(TASK DESCRIPTION):
Reproduce the records below exactly as they appear, omitting any pictures they contain.

----- TASK DATA

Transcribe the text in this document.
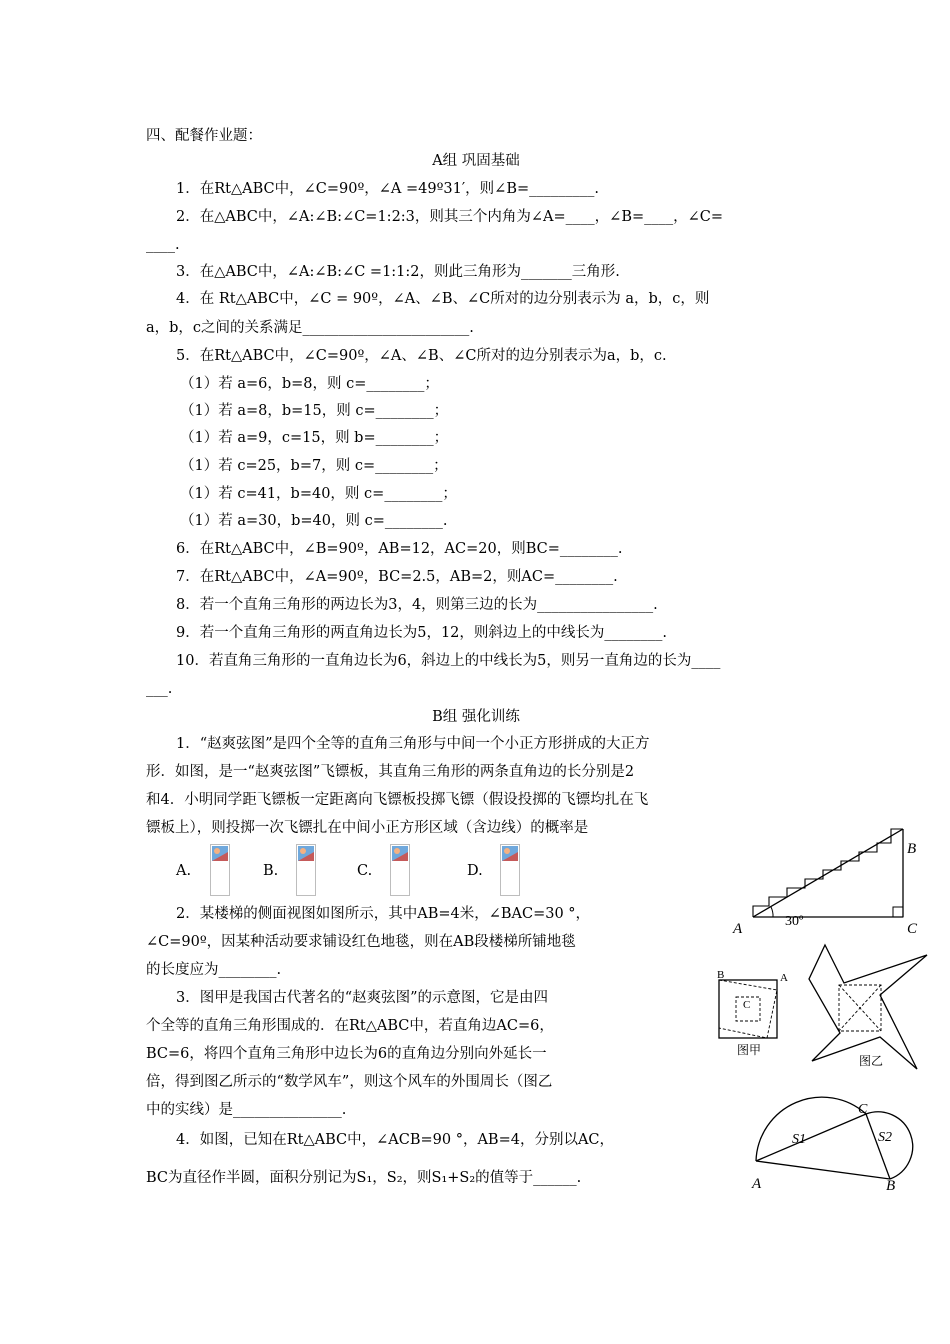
四、配餐作业题：
A组 巩固基础
1．在Rt△ABC中，∠C=90º，∠A =49º31′，则∠B=_________.
2．在△ABC中，∠A:∠B:∠C=1:2:3，则其三个内角为∠A=____，∠B=____，∠C=
____.
3．在△ABC中，∠A:∠B:∠C =1:1:2，则此三角形为_______三角形.
4．在 Rt△ABC中，∠C = 90º，∠A、∠B、∠C所对的边分别表示为 a，b，c，则
a，b，c之间的关系满足_______________________.
5．在Rt△ABC中，∠C=90º，∠A、∠B、∠C所对的边分别表示为a，b，c.
（1）若 a=6，b=8，则 c=________；
（1）若 a=8，b=15，则 c=________；
（1）若 a=9，c=15，则 b=________；
（1）若 c=25，b=7，则 c=________；
（1）若 c=41，b=40，则 c=________；
（1）若 a=30，b=40，则 c=________.
6．在Rt△ABC中，∠B=90º，AB=12，AC=20，则BC=________.
7．在Rt△ABC中，∠A=90º，BC=2.5，AB=2，则AC=________.
8．若一个直角三角形的两边长为3，4，则第三边的长为________________.
9．若一个直角三角形的两直角边长为5，12，则斜边上的中线长为________.
10．若直角三角形的一直角边长为6，斜边上的中线长为5，则另一直角边的长为____
___.
B组 强化训练
1．“赵爽弦图”是四个全等的直角三角形与中间一个小正方形拼成的大正方
形．如图，是一“赵爽弦图”飞镖板，其直角三角形的两条直角边的长分别是2
和4．小明同学距飞镖板一定距离向飞镖板投掷飞镖（假设投掷的飞镖均扎在飞
镖板上），则投掷一次飞镖扎在中间小正方形区域（含边线）的概率是
A.	B.	C.	D.
2．某楼梯的侧面视图如图所示，其中AB=4米，∠BAC=30 °，
∠C=90º，因某种活动要求铺设红色地毯，则在AB段楼梯所铺地毯
的长度应为________.
3．图甲是我国古代著名的“赵爽弦图”的示意图，它是由四
个全等的直角三角形围成的．在Rt△ABC中，若直角边AC=6，
BC=6，将四个直角三角形中边长为6的直角边分别向外延长一
倍，得到图乙所示的“数学风车”，则这个风车的外围周长（图乙
中的实线）是_______________.
4．如图，已知在Rt△ABC中，∠ACB=90 °，AB=4，分别以AC，
BC为直径作半圆，面积分别记为S₁，S₂，则S₁+S₂的值等于______.
B
A	C
30º
B	A
C
图甲
图乙
C
S1	S2
A	B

----------

(CORRECT RESULT):
Transcribe the text in this document.
四、配餐作业题：
A组 巩固基础
1．在Rt△ABC中，∠C=90º，∠A =49º31′，则∠B=_________.
2．在△ABC中，∠A:∠B:∠C=1:2:3，则其三个内角为∠A=____，∠B=____，∠C=
____.
3．在△ABC中，∠A:∠B:∠C =1:1:2，则此三角形为_______三角形.
4．在 Rt△ABC中，∠C = 90º，∠A、∠B、∠C所对的边分别表示为 a，b，c，则
a，b，c之间的关系满足_______________________.
5．在Rt△ABC中，∠C=90º，∠A、∠B、∠C所对的边分别表示为a，b，c.
（1）若 a=6，b=8，则 c=________；
（1）若 a=8，b=15，则 c=________；
（1）若 a=9，c=15，则 b=________；
（1）若 c=25，b=7，则 c=________；
（1）若 c=41，b=40，则 c=________；
（1）若 a=30，b=40，则 c=________.
6．在Rt△ABC中，∠B=90º，AB=12，AC=20，则BC=________.
7．在Rt△ABC中，∠A=90º，BC=2.5，AB=2，则AC=________.
8．若一个直角三角形的两边长为3，4，则第三边的长为________________.
9．若一个直角三角形的两直角边长为5，12，则斜边上的中线长为________.
10．若直角三角形的一直角边长为6，斜边上的中线长为5，则另一直角边的长为____
___.
B组 强化训练
1．“赵爽弦图”是四个全等的直角三角形与中间一个小正方形拼成的大正方
形．如图，是一“赵爽弦图”飞镖板，其直角三角形的两条直角边的长分别是2
和4．小明同学距飞镖板一定距离向飞镖板投掷飞镖（假设投掷的飞镖均扎在飞
镖板上），则投掷一次飞镖扎在中间小正方形区域（含边线）的概率是
A.	B.	C.	D.
2．某楼梯的侧面视图如图所示，其中AB=4米，∠BAC=30 °，
∠C=90º，因某种活动要求铺设红色地毯，则在AB段楼梯所铺地毯
的长度应为________.
3．图甲是我国古代著名的“赵爽弦图”的示意图，它是由四
个全等的直角三角形围成的．在Rt△ABC中，若直角边AC=6，
BC=6，将四个直角三角形中边长为6的直角边分别向外延长一
倍，得到图乙所示的“数学风车”，则这个风车的外围周长（图乙
中的实线）是_______________.
4．如图，已知在Rt△ABC中，∠ACB=90 °，AB=4，分别以AC，
BC为直径作半圆，面积分别记为S₁，S₂，则S₁+S₂的值等于______.
B
A	C
30º
B	A
C
图甲
图乙
C
S1	S2
A	B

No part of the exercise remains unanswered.